Prompt:
Restate all the material verbatim, except for the pictures.

——————

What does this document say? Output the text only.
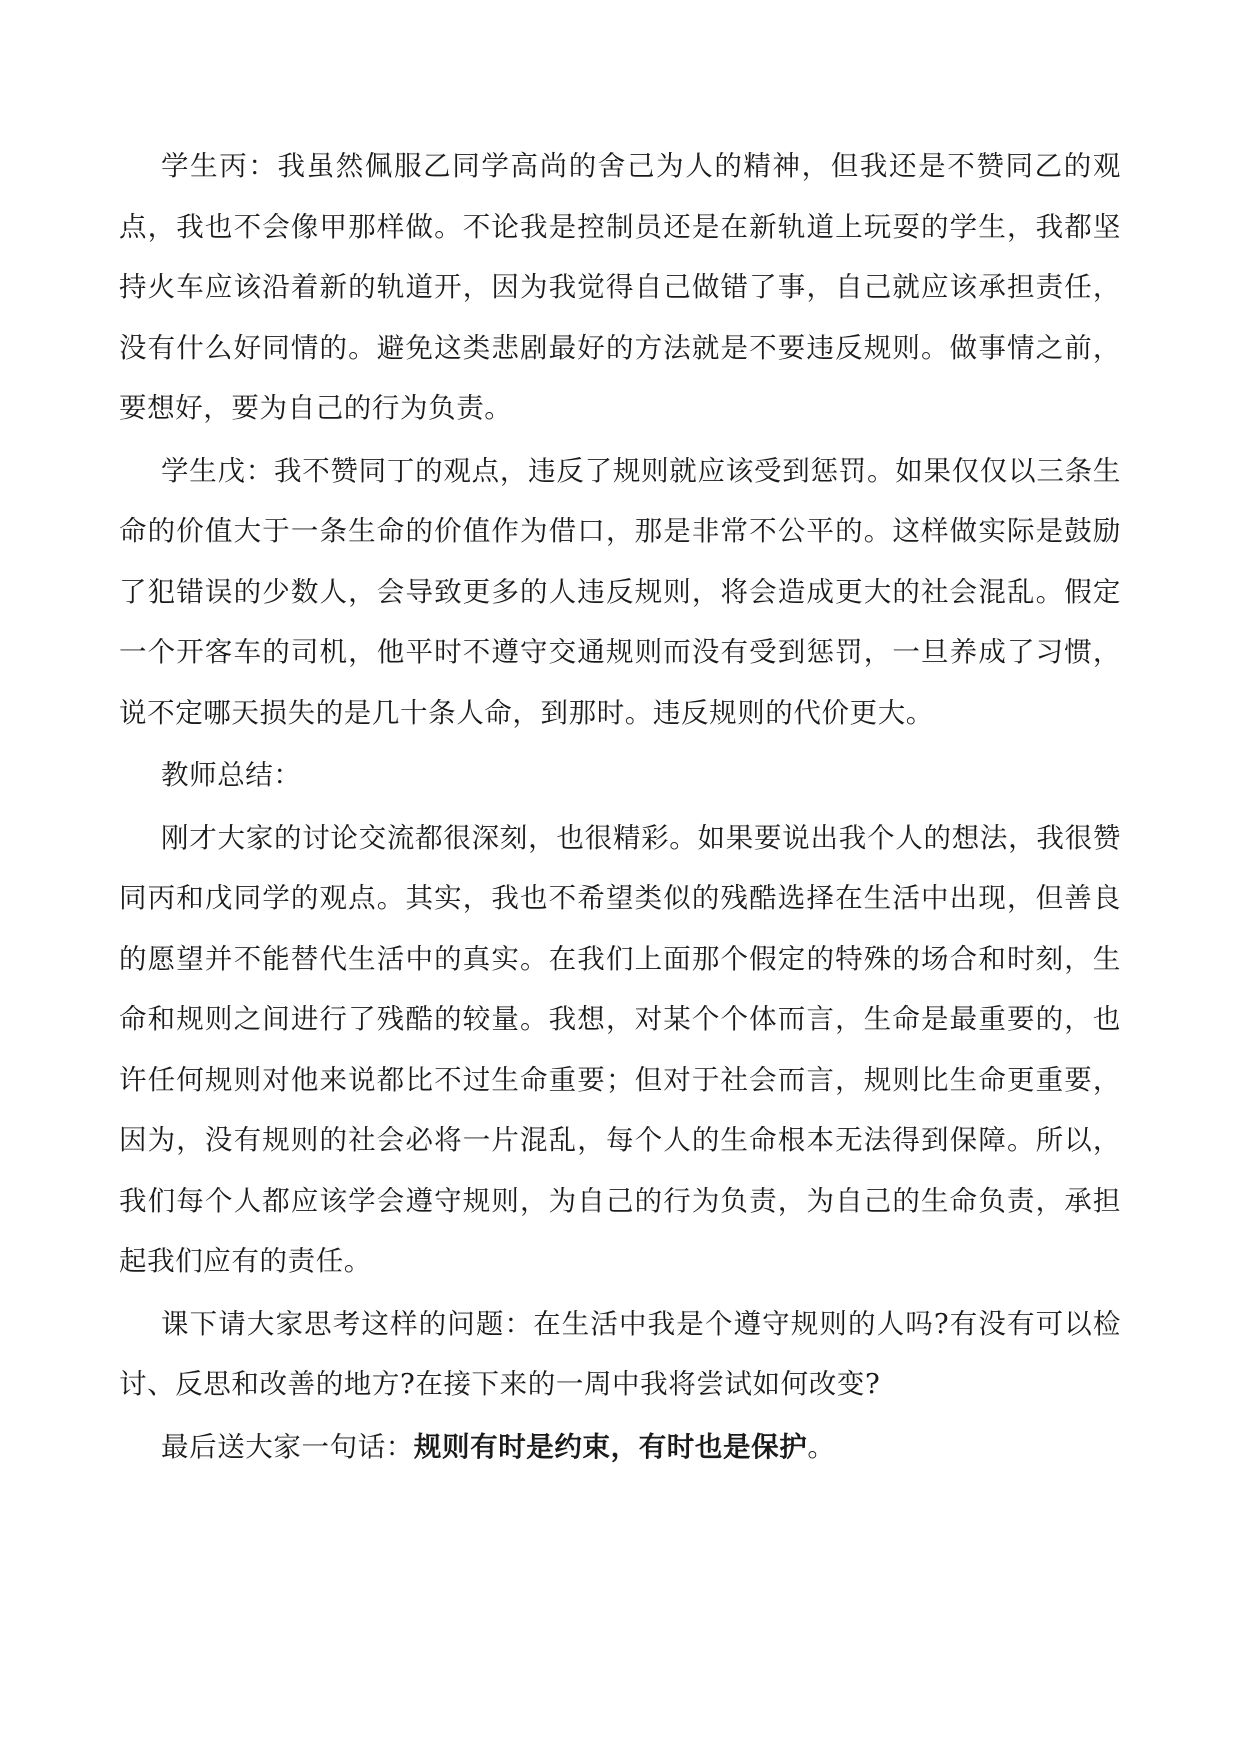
学生丙：我虽然佩服乙同学高尚的舍己为人的精神，但我还是不赞同乙的观点，我也不会像甲那样做。不论我是控制员还是在新轨道上玩耍的学生，我都坚持火车应该沿着新的轨道开，因为我觉得自己做错了事，自己就应该承担责任，没有什么好同情的。避免这类悲剧最好的方法就是不要违反规则。做事情之前，要想好，要为自己的行为负责。

学生戊：我不赞同丁的观点，违反了规则就应该受到惩罚。如果仅仅以三条生命的价值大于一条生命的价值作为借口，那是非常不公平的。这样做实际是鼓励了犯错误的少数人，会导致更多的人违反规则，将会造成更大的社会混乱。假定一个开客车的司机，他平时不遵守交通规则而没有受到惩罚，一旦养成了习惯，说不定哪天损失的是几十条人命，到那时。违反规则的代价更大。

教师总结：

刚才大家的讨论交流都很深刻，也很精彩。如果要说出我个人的想法，我很赞同丙和戊同学的观点。其实，我也不希望类似的残酷选择在生活中出现，但善良的愿望并不能替代生活中的真实。在我们上面那个假定的特殊的场合和时刻，生命和规则之间进行了残酷的较量。我想，对某个个体而言，生命是最重要的，也许任何规则对他来说都比不过生命重要；但对于社会而言，规则比生命更重要，因为，没有规则的社会必将一片混乱，每个人的生命根本无法得到保障。所以，我们每个人都应该学会遵守规则，为自己的行为负责，为自己的生命负责，承担起我们应有的责任。

课下请大家思考这样的问题：在生活中我是个遵守规则的人吗?有没有可以检讨、反思和改善的地方?在接下来的一周中我将尝试如何改变?

最后送大家一句话：规则有时是约束，有时也是保护。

——————

Worked solution:
What does this document say? Output the text only.
学生丙：我虽然佩服乙同学高尚的舍己为人的精神，但我还是不赞同乙的观点，我也不会像甲那样做。不论我是控制员还是在新轨道上玩耍的学生，我都坚持火车应该沿着新的轨道开，因为我觉得自己做错了事，自己就应该承担责任，没有什么好同情的。避免这类悲剧最好的方法就是不要违反规则。做事情之前，要想好，要为自己的行为负责。

学生戊：我不赞同丁的观点，违反了规则就应该受到惩罚。如果仅仅以三条生命的价值大于一条生命的价值作为借口，那是非常不公平的。这样做实际是鼓励了犯错误的少数人，会导致更多的人违反规则，将会造成更大的社会混乱。假定一个开客车的司机，他平时不遵守交通规则而没有受到惩罚，一旦养成了习惯，说不定哪天损失的是几十条人命，到那时。违反规则的代价更大。

教师总结：

刚才大家的讨论交流都很深刻，也很精彩。如果要说出我个人的想法，我很赞同丙和戊同学的观点。其实，我也不希望类似的残酷选择在生活中出现，但善良的愿望并不能替代生活中的真实。在我们上面那个假定的特殊的场合和时刻，生命和规则之间进行了残酷的较量。我想，对某个个体而言，生命是最重要的，也许任何规则对他来说都比不过生命重要；但对于社会而言，规则比生命更重要，因为，没有规则的社会必将一片混乱，每个人的生命根本无法得到保障。所以，我们每个人都应该学会遵守规则，为自己的行为负责，为自己的生命负责，承担起我们应有的责任。

课下请大家思考这样的问题：在生活中我是个遵守规则的人吗?有没有可以检讨、反思和改善的地方?在接下来的一周中我将尝试如何改变?

最后送大家一句话：规则有时是约束，有时也是保护。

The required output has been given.